Request:
List each line of the data that holds the word "figure".

Extracted records
┌────────

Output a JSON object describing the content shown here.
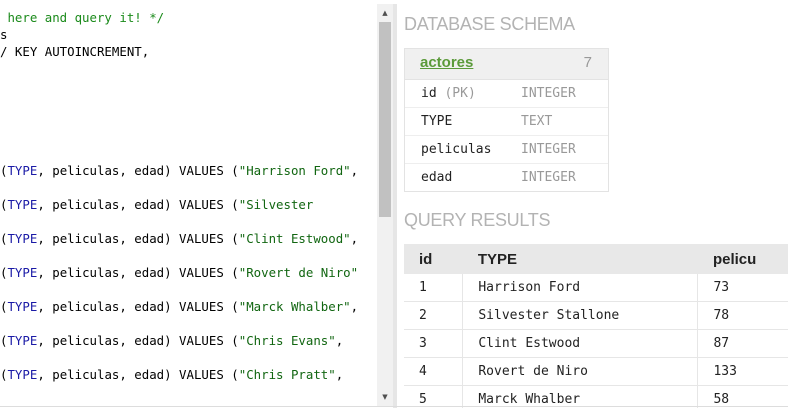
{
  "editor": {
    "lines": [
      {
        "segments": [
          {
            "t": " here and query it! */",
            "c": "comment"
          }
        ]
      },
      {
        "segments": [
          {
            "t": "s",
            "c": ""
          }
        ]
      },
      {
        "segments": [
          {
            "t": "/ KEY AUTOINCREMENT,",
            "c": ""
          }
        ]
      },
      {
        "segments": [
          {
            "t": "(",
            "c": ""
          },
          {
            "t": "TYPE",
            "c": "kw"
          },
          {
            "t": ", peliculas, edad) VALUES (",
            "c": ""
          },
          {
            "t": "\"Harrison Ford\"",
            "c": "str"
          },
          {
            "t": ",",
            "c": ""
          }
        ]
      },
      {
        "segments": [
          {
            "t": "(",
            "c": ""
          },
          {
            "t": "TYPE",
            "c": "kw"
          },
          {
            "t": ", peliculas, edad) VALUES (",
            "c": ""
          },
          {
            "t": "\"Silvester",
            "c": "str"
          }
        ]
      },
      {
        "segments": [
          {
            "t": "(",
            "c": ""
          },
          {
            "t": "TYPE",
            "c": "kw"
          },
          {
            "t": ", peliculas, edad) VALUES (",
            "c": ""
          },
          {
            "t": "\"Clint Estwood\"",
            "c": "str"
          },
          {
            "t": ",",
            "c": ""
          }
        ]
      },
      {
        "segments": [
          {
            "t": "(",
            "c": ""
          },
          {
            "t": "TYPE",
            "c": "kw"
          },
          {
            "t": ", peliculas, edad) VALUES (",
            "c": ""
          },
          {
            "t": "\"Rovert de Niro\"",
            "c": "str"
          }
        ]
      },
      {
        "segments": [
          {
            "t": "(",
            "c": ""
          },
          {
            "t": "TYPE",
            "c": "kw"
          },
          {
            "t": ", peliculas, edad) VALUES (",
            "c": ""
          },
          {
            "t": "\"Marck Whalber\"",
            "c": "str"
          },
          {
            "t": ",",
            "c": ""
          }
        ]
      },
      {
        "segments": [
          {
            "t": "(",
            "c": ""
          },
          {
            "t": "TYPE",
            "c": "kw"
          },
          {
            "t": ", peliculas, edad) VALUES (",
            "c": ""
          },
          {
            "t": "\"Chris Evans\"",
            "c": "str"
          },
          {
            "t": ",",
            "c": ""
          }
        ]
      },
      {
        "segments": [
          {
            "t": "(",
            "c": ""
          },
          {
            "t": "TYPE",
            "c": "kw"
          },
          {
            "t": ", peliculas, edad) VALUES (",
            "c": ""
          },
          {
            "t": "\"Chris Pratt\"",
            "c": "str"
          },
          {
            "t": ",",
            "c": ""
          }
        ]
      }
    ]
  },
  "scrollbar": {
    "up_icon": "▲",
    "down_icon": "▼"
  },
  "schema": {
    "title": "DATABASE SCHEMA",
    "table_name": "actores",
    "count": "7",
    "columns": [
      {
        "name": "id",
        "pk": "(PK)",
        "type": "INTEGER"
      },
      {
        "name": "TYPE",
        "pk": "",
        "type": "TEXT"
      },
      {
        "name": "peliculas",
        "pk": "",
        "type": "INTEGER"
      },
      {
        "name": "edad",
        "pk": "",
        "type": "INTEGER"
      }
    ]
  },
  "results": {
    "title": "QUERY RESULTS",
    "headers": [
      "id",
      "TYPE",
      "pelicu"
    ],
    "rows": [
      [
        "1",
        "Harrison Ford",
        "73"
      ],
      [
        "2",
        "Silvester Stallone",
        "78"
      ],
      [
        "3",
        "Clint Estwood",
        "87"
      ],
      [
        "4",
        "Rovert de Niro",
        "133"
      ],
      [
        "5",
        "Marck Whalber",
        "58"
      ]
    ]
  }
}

└────────
┌────────

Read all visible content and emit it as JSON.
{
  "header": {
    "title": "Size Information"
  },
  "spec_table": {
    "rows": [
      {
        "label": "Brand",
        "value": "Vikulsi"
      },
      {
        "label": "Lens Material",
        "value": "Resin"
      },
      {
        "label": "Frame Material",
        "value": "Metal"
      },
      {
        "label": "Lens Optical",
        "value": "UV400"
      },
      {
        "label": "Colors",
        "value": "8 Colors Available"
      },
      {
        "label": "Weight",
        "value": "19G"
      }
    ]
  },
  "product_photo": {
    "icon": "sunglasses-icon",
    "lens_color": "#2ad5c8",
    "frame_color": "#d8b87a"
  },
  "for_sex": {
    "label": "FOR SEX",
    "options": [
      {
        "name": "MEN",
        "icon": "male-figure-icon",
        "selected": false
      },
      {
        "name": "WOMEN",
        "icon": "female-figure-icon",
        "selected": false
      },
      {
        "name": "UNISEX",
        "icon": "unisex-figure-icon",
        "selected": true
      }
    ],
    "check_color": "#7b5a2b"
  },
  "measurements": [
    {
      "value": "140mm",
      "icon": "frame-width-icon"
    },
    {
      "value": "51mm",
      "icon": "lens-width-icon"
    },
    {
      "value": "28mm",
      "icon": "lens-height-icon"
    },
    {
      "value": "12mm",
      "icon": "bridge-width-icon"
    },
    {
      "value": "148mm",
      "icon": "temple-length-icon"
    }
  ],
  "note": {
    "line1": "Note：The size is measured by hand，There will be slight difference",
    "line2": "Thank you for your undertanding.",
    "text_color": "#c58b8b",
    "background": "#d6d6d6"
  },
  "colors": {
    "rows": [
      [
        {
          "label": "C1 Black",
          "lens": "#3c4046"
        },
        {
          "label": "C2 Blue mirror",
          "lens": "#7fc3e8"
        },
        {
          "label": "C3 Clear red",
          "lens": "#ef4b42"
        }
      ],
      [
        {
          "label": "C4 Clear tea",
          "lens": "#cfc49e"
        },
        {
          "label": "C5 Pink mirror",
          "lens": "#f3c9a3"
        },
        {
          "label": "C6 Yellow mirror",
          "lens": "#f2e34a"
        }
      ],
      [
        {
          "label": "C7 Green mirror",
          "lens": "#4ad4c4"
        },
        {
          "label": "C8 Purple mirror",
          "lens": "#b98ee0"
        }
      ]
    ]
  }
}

└────────

Response:
        "icon": "male-figure-icon",
        "icon": "female-figure-icon",
        "icon": "unisex-figure-icon",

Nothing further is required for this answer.